**AIM**. Copy the records below exactly as they appear.

**DATASET EXTRACT**.
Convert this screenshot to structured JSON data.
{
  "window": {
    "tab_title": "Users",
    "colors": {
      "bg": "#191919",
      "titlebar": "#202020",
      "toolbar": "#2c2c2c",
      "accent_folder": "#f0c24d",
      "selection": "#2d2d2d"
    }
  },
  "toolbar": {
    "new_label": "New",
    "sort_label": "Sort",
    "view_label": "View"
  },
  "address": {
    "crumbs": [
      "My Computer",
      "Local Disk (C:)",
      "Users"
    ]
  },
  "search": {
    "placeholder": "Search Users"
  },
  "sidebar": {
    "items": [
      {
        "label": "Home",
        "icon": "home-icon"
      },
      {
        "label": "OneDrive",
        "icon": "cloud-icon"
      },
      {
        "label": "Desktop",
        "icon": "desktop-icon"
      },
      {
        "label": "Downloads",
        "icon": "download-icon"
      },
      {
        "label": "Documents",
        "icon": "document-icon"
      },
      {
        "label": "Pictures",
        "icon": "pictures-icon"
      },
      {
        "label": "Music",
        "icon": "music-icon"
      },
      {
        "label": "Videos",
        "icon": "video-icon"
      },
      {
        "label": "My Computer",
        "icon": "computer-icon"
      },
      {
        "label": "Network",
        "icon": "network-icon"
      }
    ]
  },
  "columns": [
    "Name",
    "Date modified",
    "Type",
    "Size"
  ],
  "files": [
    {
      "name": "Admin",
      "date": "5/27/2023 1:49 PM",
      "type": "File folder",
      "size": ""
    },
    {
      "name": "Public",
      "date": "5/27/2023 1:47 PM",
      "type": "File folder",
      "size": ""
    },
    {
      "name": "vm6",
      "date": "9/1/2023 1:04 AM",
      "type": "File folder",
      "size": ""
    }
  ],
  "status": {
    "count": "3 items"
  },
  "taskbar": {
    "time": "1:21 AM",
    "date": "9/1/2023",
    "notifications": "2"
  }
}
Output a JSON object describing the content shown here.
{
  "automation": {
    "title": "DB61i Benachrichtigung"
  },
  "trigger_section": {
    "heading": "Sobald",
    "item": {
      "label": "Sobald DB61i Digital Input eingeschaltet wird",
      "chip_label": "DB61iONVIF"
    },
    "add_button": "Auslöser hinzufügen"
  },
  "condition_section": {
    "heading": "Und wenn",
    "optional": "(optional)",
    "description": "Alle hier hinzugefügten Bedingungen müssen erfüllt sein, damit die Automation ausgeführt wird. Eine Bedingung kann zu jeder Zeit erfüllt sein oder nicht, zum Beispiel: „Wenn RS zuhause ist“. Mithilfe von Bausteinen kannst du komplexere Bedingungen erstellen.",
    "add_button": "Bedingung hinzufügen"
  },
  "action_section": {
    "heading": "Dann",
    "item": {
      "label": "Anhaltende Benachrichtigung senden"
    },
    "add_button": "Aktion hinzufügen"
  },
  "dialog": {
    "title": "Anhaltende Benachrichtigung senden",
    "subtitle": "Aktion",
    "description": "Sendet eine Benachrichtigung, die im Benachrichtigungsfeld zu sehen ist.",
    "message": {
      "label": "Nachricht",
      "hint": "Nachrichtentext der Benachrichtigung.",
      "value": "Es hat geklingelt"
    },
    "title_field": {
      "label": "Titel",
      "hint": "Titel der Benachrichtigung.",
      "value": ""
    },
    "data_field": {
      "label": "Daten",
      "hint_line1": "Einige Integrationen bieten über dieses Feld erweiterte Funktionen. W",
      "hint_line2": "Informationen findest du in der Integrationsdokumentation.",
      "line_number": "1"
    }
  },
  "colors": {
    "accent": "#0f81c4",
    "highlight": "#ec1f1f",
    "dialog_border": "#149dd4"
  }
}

**TASK OUTPUT**.
Convert this screenshot to structured JSON data.
{
  "window": {
    "tab_title": "Users",
    "colors": {
      "bg": "#191919",
      "titlebar": "#202020",
      "toolbar": "#2c2c2c",
      "accent_folder": "#f0c24d",
      "selection": "#2d2d2d"
    }
  },
  "toolbar": {
    "new_label": "New",
    "sort_label": "Sort",
    "view_label": "View"
  },
  "address": {
    "crumbs": [
      "My Computer",
      "Local Disk (C:)",
      "Users"
    ]
  },
  "search": {
    "placeholder": "Search Users"
  },
  "sidebar": {
    "items": [
      {
        "label": "Home",
        "icon": "home-icon"
      },
      {
        "label": "OneDrive",
        "icon": "cloud-icon"
      },
      {
        "label": "Desktop",
        "icon": "desktop-icon"
      },
      {
        "label": "Downloads",
        "icon": "download-icon"
      },
      {
        "label": "Documents",
        "icon": "document-icon"
      },
      {
        "label": "Pictures",
        "icon": "pictures-icon"
      },
      {
        "label": "Music",
        "icon": "music-icon"
      },
      {
        "label": "Videos",
        "icon": "video-icon"
      },
      {
        "label": "My Computer",
        "icon": "computer-icon"
      },
      {
        "label": "Network",
        "icon": "network-icon"
      }
    ]
  },
  "columns": [
    "Name",
    "Date modified",
    "Type",
    "Size"
  ],
  "files": [
    {
      "name": "Admin",
      "date": "5/27/2023 1:49 PM",
      "type": "File folder",
      "size": ""
    },
    {
      "name": "Public",
      "date": "5/27/2023 1:47 PM",
      "type": "File folder",
      "size": ""
    },
    {
      "name": "vm6",
      "date": "9/1/2023 1:04 AM",
      "type": "File folder",
      "size": ""
    }
  ],
  "status": {
    "count": "3 items"
  },
  "taskbar": {
    "time": "1:21 AM",
    "date": "9/1/2023",
    "notifications": "2"
  }
}
Output a JSON object describing the content shown here.
{
  "automation": {
    "title": "DB61i Benachrichtigung"
  },
  "trigger_section": {
    "heading": "Sobald",
    "item": {
      "label": "Sobald DB61i Digital Input eingeschaltet wird",
      "chip_label": "DB61iONVIF"
    },
    "add_button": "Auslöser hinzufügen"
  },
  "condition_section": {
    "heading": "Und wenn",
    "optional": "(optional)",
    "description": "Alle hier hinzugefügten Bedingungen müssen erfüllt sein, damit die Automation ausgeführt wird. Eine Bedingung kann zu jeder Zeit erfüllt sein oder nicht, zum Beispiel: „Wenn RS zuhause ist“. Mithilfe von Bausteinen kannst du komplexere Bedingungen erstellen.",
    "add_button": "Bedingung hinzufügen"
  },
  "action_section": {
    "heading": "Dann",
    "item": {
      "label": "Anhaltende Benachrichtigung senden"
    },
    "add_button": "Aktion hinzufügen"
  },
  "dialog": {
    "title": "Anhaltende Benachrichtigung senden",
    "subtitle": "Aktion",
    "description": "Sendet eine Benachrichtigung, die im Benachrichtigungsfeld zu sehen ist.",
    "message": {
      "label": "Nachricht",
      "hint": "Nachrichtentext der Benachrichtigung.",
      "value": "Es hat geklingelt"
    },
    "title_field": {
      "label": "Titel",
      "hint": "Titel der Benachrichtigung.",
      "value": ""
    },
    "data_field": {
      "label": "Daten",
      "hint_line1": "Einige Integrationen bieten über dieses Feld erweiterte Funktionen. W",
      "hint_line2": "Informationen findest du in der Integrationsdokumentation.",
      "line_number": "1"
    }
  },
  "colors": {
    "accent": "#0f81c4",
    "highlight": "#ec1f1f",
    "dialog_border": "#149dd4"
  }
}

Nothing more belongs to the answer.